__RECORDS FOR PROCESSING__.
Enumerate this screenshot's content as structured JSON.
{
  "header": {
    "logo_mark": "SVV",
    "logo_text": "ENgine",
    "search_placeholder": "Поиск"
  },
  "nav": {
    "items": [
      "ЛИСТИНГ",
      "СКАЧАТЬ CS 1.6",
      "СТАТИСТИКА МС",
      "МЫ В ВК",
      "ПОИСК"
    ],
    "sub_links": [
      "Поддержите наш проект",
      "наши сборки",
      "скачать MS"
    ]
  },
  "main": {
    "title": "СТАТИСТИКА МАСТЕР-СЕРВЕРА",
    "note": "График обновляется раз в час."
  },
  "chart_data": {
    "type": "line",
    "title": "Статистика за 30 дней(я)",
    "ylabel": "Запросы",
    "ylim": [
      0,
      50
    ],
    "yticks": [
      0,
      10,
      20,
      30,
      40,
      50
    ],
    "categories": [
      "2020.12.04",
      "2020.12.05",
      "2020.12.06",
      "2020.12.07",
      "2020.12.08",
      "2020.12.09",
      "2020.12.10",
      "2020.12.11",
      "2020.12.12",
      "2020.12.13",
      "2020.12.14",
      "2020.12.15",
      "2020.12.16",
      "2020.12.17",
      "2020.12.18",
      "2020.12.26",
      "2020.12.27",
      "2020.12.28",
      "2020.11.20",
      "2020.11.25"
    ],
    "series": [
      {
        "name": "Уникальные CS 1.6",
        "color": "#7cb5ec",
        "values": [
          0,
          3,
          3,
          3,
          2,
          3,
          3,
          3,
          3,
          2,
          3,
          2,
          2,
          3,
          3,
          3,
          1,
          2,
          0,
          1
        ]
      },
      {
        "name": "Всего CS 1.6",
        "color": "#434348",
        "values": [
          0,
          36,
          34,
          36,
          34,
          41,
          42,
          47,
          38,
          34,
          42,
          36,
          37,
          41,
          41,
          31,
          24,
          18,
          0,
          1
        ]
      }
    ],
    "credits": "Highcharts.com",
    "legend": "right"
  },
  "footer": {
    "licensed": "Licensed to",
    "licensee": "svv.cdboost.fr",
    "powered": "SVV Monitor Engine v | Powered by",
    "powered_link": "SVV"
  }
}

__WHAT THIS TASK INVOLVES__. Select and copy each line from the data that includes the word "title".

__RESULT__.
    "title": "СТАТИСТИКА МАСТЕР-СЕРВЕРА",
    "title": "Статистика за 30 дней(я)",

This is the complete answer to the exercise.